» **OBJECTIVE**: Review the listing and copy each line that holds the word "students".

--- START OF RECORDS ---

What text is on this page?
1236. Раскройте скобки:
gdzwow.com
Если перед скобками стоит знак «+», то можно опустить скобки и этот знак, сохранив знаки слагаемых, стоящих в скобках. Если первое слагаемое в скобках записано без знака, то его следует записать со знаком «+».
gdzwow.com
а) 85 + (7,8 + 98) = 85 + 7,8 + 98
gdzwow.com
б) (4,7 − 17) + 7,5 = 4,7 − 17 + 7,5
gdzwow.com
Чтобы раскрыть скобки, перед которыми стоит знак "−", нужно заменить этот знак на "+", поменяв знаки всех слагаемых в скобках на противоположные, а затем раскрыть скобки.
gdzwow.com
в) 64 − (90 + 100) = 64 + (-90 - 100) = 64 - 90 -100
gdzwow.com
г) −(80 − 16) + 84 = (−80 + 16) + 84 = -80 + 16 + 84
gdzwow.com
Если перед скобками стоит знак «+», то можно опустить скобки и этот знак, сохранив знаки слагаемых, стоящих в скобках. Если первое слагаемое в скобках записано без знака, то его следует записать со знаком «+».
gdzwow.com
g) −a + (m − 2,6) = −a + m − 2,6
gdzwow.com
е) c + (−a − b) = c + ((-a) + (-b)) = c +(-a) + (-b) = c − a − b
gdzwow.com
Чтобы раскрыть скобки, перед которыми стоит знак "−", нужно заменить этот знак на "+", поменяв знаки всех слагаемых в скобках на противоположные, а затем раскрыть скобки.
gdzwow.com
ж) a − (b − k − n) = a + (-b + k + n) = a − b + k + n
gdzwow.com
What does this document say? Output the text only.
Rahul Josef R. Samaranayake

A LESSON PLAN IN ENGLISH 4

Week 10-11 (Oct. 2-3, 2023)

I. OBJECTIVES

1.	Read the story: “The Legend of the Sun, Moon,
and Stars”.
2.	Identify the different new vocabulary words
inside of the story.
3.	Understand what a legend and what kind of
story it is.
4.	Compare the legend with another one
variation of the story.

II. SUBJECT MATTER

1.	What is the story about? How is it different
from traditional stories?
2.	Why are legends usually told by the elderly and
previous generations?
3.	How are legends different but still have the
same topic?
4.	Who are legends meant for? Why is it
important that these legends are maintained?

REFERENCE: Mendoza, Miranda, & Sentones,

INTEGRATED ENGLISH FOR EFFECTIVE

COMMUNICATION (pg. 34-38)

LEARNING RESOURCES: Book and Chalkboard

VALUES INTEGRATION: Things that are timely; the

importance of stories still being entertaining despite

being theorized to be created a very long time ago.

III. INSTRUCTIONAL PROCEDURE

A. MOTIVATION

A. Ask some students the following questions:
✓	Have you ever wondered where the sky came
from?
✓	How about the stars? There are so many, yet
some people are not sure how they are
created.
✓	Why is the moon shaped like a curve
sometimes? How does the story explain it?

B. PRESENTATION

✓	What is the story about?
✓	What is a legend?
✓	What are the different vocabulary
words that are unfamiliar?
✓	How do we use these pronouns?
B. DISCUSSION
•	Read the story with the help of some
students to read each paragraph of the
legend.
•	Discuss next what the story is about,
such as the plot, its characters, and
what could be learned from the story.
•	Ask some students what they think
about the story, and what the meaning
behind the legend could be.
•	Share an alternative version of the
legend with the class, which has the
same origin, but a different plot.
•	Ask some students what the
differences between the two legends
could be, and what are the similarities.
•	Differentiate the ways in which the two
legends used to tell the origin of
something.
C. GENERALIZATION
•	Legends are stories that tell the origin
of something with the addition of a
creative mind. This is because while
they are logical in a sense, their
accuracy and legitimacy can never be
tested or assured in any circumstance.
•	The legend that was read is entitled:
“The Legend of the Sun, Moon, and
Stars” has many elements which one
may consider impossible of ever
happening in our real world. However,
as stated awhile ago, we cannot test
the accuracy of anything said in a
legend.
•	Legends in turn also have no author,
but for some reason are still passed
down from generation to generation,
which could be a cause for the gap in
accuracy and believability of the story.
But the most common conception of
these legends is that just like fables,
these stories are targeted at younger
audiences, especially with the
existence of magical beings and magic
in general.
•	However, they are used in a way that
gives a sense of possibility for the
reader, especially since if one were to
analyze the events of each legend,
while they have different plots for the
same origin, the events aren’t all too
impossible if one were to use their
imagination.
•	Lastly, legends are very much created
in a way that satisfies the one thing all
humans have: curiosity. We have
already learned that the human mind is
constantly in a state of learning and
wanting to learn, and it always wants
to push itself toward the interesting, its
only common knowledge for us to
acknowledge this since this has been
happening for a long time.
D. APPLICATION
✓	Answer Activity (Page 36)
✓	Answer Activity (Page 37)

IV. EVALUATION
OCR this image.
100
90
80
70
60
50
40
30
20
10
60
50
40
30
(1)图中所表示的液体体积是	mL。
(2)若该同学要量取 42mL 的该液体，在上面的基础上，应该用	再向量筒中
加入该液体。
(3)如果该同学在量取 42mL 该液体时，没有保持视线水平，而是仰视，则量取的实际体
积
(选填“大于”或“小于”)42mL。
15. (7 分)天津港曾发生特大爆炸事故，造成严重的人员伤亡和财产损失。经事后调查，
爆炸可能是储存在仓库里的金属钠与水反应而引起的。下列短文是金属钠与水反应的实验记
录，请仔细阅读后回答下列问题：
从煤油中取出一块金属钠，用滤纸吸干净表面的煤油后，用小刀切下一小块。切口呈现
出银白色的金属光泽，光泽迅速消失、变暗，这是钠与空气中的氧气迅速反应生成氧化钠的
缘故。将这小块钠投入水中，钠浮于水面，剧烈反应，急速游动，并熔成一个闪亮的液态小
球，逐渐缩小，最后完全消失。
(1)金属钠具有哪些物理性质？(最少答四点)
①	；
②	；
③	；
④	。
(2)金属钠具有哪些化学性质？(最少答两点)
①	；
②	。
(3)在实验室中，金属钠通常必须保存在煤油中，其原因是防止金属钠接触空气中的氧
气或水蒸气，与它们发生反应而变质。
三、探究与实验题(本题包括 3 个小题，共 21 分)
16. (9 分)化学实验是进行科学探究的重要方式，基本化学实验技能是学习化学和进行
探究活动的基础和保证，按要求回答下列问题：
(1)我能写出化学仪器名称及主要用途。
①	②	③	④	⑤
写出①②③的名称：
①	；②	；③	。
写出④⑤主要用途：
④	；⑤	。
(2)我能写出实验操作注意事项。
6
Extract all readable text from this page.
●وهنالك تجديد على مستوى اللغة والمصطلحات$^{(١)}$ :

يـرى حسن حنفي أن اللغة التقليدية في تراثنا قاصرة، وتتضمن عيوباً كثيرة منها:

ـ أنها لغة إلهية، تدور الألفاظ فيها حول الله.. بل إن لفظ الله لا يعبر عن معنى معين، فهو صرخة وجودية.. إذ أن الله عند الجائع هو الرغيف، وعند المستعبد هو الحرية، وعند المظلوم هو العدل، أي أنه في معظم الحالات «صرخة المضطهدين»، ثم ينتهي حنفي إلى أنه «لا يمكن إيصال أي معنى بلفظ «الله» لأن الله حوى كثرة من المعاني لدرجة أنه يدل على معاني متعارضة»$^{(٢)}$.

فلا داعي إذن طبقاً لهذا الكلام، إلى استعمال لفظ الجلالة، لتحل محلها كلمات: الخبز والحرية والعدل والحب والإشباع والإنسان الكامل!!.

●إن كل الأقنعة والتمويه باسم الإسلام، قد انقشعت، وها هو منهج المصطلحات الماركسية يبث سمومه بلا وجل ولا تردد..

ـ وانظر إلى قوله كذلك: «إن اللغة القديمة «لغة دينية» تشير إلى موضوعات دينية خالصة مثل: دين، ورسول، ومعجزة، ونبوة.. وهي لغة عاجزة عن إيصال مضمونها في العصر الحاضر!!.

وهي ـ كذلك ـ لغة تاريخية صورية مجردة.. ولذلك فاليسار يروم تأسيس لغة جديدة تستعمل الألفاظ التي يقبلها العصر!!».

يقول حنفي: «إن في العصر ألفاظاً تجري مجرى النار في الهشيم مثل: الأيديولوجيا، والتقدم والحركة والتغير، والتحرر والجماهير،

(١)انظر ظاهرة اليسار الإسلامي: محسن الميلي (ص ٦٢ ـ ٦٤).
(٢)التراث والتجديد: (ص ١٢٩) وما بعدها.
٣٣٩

--- END OF RECORDS ---

» **RESPONSE**:
A. Ask some students the following questions:
students to read each paragraph of the
•	Ask some students what they think
•	Ask some students what the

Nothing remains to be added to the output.